# Work required:
Print every entry exactly as written.

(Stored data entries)
-------------------------
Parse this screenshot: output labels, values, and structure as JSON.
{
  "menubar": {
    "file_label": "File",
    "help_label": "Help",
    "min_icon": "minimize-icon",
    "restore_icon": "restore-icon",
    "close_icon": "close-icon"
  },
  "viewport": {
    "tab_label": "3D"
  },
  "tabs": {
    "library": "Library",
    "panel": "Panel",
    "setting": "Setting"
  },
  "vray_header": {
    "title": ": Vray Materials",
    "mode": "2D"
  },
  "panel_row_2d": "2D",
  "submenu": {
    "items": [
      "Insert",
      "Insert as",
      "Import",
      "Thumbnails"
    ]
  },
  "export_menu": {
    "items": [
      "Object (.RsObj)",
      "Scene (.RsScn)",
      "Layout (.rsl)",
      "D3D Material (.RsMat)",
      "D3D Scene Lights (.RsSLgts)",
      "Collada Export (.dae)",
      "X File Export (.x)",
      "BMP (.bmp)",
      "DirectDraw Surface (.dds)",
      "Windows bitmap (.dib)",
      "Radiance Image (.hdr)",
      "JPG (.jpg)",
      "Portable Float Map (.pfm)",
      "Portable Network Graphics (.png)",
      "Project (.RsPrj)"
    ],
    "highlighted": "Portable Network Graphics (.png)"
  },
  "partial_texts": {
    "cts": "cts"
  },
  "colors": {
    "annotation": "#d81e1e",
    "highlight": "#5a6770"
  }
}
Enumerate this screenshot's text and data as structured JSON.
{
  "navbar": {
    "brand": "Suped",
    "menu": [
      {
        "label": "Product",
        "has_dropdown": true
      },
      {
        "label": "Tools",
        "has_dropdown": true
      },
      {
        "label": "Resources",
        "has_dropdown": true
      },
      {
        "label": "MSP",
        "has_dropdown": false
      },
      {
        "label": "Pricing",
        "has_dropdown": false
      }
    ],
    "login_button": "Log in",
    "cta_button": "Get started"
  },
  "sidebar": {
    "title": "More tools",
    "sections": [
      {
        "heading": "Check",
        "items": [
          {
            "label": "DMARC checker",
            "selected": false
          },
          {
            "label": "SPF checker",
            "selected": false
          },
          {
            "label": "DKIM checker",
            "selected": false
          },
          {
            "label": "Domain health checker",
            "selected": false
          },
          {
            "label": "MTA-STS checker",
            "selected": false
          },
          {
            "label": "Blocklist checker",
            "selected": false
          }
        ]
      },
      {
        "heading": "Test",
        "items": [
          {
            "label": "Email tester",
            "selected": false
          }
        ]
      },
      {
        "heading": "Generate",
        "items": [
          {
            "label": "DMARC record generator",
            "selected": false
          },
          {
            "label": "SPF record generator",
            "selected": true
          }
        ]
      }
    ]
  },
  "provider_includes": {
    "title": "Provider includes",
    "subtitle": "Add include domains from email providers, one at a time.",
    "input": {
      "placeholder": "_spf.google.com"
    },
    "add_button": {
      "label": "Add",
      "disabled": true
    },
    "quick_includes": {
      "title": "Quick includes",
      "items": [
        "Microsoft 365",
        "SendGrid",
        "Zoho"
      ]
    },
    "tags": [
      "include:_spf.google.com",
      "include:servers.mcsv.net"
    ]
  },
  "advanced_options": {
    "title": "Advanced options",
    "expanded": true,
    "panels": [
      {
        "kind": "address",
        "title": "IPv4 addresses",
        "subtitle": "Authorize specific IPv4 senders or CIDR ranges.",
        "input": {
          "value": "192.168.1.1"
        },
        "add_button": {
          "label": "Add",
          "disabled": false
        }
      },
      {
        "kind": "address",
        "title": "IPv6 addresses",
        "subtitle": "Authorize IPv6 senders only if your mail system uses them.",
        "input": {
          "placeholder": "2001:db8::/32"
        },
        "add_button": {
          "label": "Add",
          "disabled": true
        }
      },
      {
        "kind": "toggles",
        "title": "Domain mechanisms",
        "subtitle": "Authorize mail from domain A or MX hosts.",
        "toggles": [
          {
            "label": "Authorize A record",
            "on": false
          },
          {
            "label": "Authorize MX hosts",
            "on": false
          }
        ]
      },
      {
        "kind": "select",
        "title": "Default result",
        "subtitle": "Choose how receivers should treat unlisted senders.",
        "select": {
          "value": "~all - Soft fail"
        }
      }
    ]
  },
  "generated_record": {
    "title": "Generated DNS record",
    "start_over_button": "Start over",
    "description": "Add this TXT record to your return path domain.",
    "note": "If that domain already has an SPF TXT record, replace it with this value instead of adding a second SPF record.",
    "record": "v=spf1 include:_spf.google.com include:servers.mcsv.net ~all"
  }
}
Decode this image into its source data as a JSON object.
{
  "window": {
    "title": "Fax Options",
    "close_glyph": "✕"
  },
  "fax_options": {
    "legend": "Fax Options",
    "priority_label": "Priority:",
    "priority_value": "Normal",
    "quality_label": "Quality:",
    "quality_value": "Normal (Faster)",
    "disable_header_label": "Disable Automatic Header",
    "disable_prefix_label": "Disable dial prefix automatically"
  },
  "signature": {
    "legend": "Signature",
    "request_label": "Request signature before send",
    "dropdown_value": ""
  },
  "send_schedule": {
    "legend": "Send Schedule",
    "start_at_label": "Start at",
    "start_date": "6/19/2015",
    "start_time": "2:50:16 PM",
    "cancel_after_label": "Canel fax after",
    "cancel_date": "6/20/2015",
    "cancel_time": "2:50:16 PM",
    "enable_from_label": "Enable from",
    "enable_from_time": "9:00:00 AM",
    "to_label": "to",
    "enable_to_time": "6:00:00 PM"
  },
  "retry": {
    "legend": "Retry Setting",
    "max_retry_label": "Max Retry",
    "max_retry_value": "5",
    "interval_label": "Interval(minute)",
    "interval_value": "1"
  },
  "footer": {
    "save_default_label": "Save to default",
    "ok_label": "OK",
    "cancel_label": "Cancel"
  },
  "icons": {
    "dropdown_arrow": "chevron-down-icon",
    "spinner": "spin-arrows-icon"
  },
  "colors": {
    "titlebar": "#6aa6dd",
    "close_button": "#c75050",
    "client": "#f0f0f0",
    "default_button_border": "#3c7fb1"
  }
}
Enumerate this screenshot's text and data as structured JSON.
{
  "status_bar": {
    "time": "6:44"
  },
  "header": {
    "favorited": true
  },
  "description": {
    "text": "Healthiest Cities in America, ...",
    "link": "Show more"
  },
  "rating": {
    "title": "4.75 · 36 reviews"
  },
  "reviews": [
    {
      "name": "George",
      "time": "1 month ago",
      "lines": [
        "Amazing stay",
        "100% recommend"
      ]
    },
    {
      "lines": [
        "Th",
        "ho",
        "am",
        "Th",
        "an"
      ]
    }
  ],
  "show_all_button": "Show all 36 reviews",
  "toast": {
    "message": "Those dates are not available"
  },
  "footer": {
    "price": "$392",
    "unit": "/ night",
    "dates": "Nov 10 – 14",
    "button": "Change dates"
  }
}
-------------------------
# Solution for this exercise:
Parse this screenshot: output labels, values, and structure as JSON.
{
  "menubar": {
    "file_label": "File",
    "help_label": "Help",
    "min_icon": "minimize-icon",
    "restore_icon": "restore-icon",
    "close_icon": "close-icon"
  },
  "viewport": {
    "tab_label": "3D"
  },
  "tabs": {
    "library": "Library",
    "panel": "Panel",
    "setting": "Setting"
  },
  "vray_header": {
    "title": ": Vray Materials",
    "mode": "2D"
  },
  "panel_row_2d": "2D",
  "submenu": {
    "items": [
      "Insert",
      "Insert as",
      "Import",
      "Thumbnails"
    ]
  },
  "export_menu": {
    "items": [
      "Object (.RsObj)",
      "Scene (.RsScn)",
      "Layout (.rsl)",
      "D3D Material (.RsMat)",
      "D3D Scene Lights (.RsSLgts)",
      "Collada Export (.dae)",
      "X File Export (.x)",
      "BMP (.bmp)",
      "DirectDraw Surface (.dds)",
      "Windows bitmap (.dib)",
      "Radiance Image (.hdr)",
      "JPG (.jpg)",
      "Portable Float Map (.pfm)",
      "Portable Network Graphics (.png)",
      "Project (.RsPrj)"
    ],
    "highlighted": "Portable Network Graphics (.png)"
  },
  "partial_texts": {
    "cts": "cts"
  },
  "colors": {
    "annotation": "#d81e1e",
    "highlight": "#5a6770"
  }
}
Enumerate this screenshot's text and data as structured JSON.
{
  "navbar": {
    "brand": "Suped",
    "menu": [
      {
        "label": "Product",
        "has_dropdown": true
      },
      {
        "label": "Tools",
        "has_dropdown": true
      },
      {
        "label": "Resources",
        "has_dropdown": true
      },
      {
        "label": "MSP",
        "has_dropdown": false
      },
      {
        "label": "Pricing",
        "has_dropdown": false
      }
    ],
    "login_button": "Log in",
    "cta_button": "Get started"
  },
  "sidebar": {
    "title": "More tools",
    "sections": [
      {
        "heading": "Check",
        "items": [
          {
            "label": "DMARC checker",
            "selected": false
          },
          {
            "label": "SPF checker",
            "selected": false
          },
          {
            "label": "DKIM checker",
            "selected": false
          },
          {
            "label": "Domain health checker",
            "selected": false
          },
          {
            "label": "MTA-STS checker",
            "selected": false
          },
          {
            "label": "Blocklist checker",
            "selected": false
          }
        ]
      },
      {
        "heading": "Test",
        "items": [
          {
            "label": "Email tester",
            "selected": false
          }
        ]
      },
      {
        "heading": "Generate",
        "items": [
          {
            "label": "DMARC record generator",
            "selected": false
          },
          {
            "label": "SPF record generator",
            "selected": true
          }
        ]
      }
    ]
  },
  "provider_includes": {
    "title": "Provider includes",
    "subtitle": "Add include domains from email providers, one at a time.",
    "input": {
      "placeholder": "_spf.google.com"
    },
    "add_button": {
      "label": "Add",
      "disabled": true
    },
    "quick_includes": {
      "title": "Quick includes",
      "items": [
        "Microsoft 365",
        "SendGrid",
        "Zoho"
      ]
    },
    "tags": [
      "include:_spf.google.com",
      "include:servers.mcsv.net"
    ]
  },
  "advanced_options": {
    "title": "Advanced options",
    "expanded": true,
    "panels": [
      {
        "kind": "address",
        "title": "IPv4 addresses",
        "subtitle": "Authorize specific IPv4 senders or CIDR ranges.",
        "input": {
          "value": "192.168.1.1"
        },
        "add_button": {
          "label": "Add",
          "disabled": false
        }
      },
      {
        "kind": "address",
        "title": "IPv6 addresses",
        "subtitle": "Authorize IPv6 senders only if your mail system uses them.",
        "input": {
          "placeholder": "2001:db8::/32"
        },
        "add_button": {
          "label": "Add",
          "disabled": true
        }
      },
      {
        "kind": "toggles",
        "title": "Domain mechanisms",
        "subtitle": "Authorize mail from domain A or MX hosts.",
        "toggles": [
          {
            "label": "Authorize A record",
            "on": false
          },
          {
            "label": "Authorize MX hosts",
            "on": false
          }
        ]
      },
      {
        "kind": "select",
        "title": "Default result",
        "subtitle": "Choose how receivers should treat unlisted senders.",
        "select": {
          "value": "~all - Soft fail"
        }
      }
    ]
  },
  "generated_record": {
    "title": "Generated DNS record",
    "start_over_button": "Start over",
    "description": "Add this TXT record to your return path domain.",
    "note": "If that domain already has an SPF TXT record, replace it with this value instead of adding a second SPF record.",
    "record": "v=spf1 include:_spf.google.com include:servers.mcsv.net ~all"
  }
}
Decode this image into its source data as a JSON object.
{
  "window": {
    "title": "Fax Options",
    "close_glyph": "✕"
  },
  "fax_options": {
    "legend": "Fax Options",
    "priority_label": "Priority:",
    "priority_value": "Normal",
    "quality_label": "Quality:",
    "quality_value": "Normal (Faster)",
    "disable_header_label": "Disable Automatic Header",
    "disable_prefix_label": "Disable dial prefix automatically"
  },
  "signature": {
    "legend": "Signature",
    "request_label": "Request signature before send",
    "dropdown_value": ""
  },
  "send_schedule": {
    "legend": "Send Schedule",
    "start_at_label": "Start at",
    "start_date": "6/19/2015",
    "start_time": "2:50:16 PM",
    "cancel_after_label": "Canel fax after",
    "cancel_date": "6/20/2015",
    "cancel_time": "2:50:16 PM",
    "enable_from_label": "Enable from",
    "enable_from_time": "9:00:00 AM",
    "to_label": "to",
    "enable_to_time": "6:00:00 PM"
  },
  "retry": {
    "legend": "Retry Setting",
    "max_retry_label": "Max Retry",
    "max_retry_value": "5",
    "interval_label": "Interval(minute)",
    "interval_value": "1"
  },
  "footer": {
    "save_default_label": "Save to default",
    "ok_label": "OK",
    "cancel_label": "Cancel"
  },
  "icons": {
    "dropdown_arrow": "chevron-down-icon",
    "spinner": "spin-arrows-icon"
  },
  "colors": {
    "titlebar": "#6aa6dd",
    "close_button": "#c75050",
    "client": "#f0f0f0",
    "default_button_border": "#3c7fb1"
  }
}
Enumerate this screenshot's text and data as structured JSON.
{
  "status_bar": {
    "time": "6:44"
  },
  "header": {
    "favorited": true
  },
  "description": {
    "text": "Healthiest Cities in America, ...",
    "link": "Show more"
  },
  "rating": {
    "title": "4.75 · 36 reviews"
  },
  "reviews": [
    {
      "name": "George",
      "time": "1 month ago",
      "lines": [
        "Amazing stay",
        "100% recommend"
      ]
    },
    {
      "lines": [
        "Th",
        "ho",
        "am",
        "Th",
        "an"
      ]
    }
  ],
  "show_all_button": "Show all 36 reviews",
  "toast": {
    "message": "Those dates are not available"
  },
  "footer": {
    "price": "$392",
    "unit": "/ night",
    "dates": "Nov 10 – 14",
    "button": "Change dates"
  }
}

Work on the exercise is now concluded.